- **EXERCISE INSTRUCTIONS**:
Report back each line of the records that contains the string "Climb".

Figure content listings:
● ● ● ●
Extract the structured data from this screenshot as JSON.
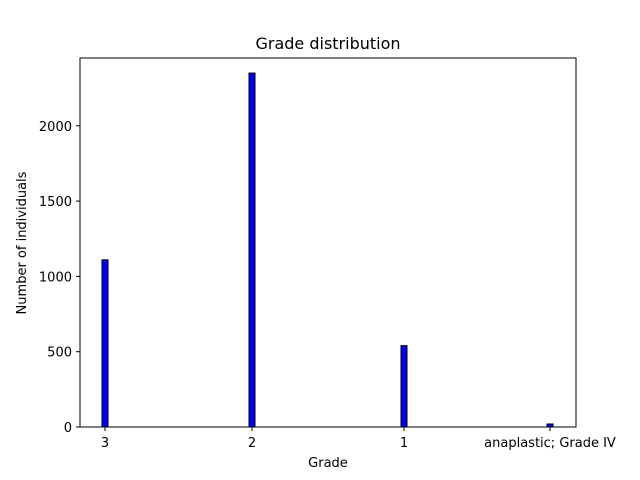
{
  "chart_data": {
    "type": "bar",
    "title": "Grade distribution",
    "xlabel": "Grade",
    "ylabel": "Number of individuals",
    "categories": [
      "3",
      "2",
      "1",
      "anaplastic; Grade IV"
    ],
    "values": [
      1110,
      2350,
      540,
      20
    ],
    "ylim": [
      0,
      2450
    ],
    "yticks": [
      0,
      500,
      1000,
      1500,
      2000
    ],
    "grid": false,
    "bar_color": "#0000ff",
    "bar_edge_color": "#000000"
  }
}
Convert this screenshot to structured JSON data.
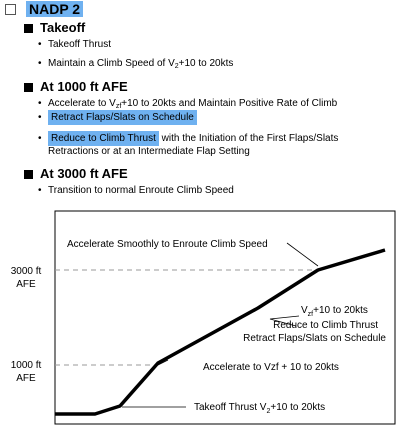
{
  "colors": {
    "highlight": "#6fb1f0",
    "dashed": "#999999",
    "frame": "#000000"
  },
  "header": {
    "checkbox_icon": "empty-checkbox-icon",
    "title": "NADP 2"
  },
  "sections": {
    "takeoff": {
      "title": "Takeoff",
      "bullet1": "Takeoff Thrust",
      "bullet2_pre": "Maintain a Climb Speed of V",
      "bullet2_sub": "2",
      "bullet2_post": "+10 to 20kts"
    },
    "at1000": {
      "title": "At 1000 ft AFE",
      "bullet1_pre": "Accelerate to V",
      "bullet1_sub": "zf",
      "bullet1_post": "+10 to 20kts and Maintain Positive Rate of Climb",
      "bullet2": "Retract Flaps/Slats on Schedule",
      "bullet3_hl": "Reduce to Climb Thrust",
      "bullet3_rest": " with the Initiation of the First Flaps/Slats",
      "bullet3_line2": "Retractions or at an Intermediate Flap Setting"
    },
    "at3000": {
      "title": "At 3000 ft AFE",
      "bullet1": "Transition to normal Enroute Climb Speed"
    }
  },
  "diagram": {
    "label_3000_line1": "3000 ft",
    "label_3000_line2": "AFE",
    "label_1000_line1": "1000 ft",
    "label_1000_line2": "AFE",
    "accel_enroute": "Accelerate Smoothly to Enroute Climb Speed",
    "vzf_pre": "V",
    "vzf_sub": "zf",
    "vzf_post": "+10 to 20kts",
    "reduce_climb": "Reduce to Climb Thrust",
    "retract_flaps": "Retract Flaps/Slats on Schedule",
    "accel_vzf": "Accelerate to Vzf + 10 to 20kts",
    "takeoff_pre": "Takeoff Thrust V",
    "takeoff_sub": "2",
    "takeoff_post": "+10 to 20kts"
  }
}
● ● ● ●
- **RESULT FOR THIS TASK**:
      "bullet2_pre": "Maintain a Climb Speed of V",
      "bullet1_post": "+10 to 20kts and Maintain Positive Rate of Climb",
      "bullet3_hl": "Reduce to Climb Thrust",
      "bullet1": "Transition to normal Enroute Climb Speed"
    "accel_enroute": "Accelerate Smoothly to Enroute Climb Speed",
    "reduce_climb": "Reduce to Climb Thrust",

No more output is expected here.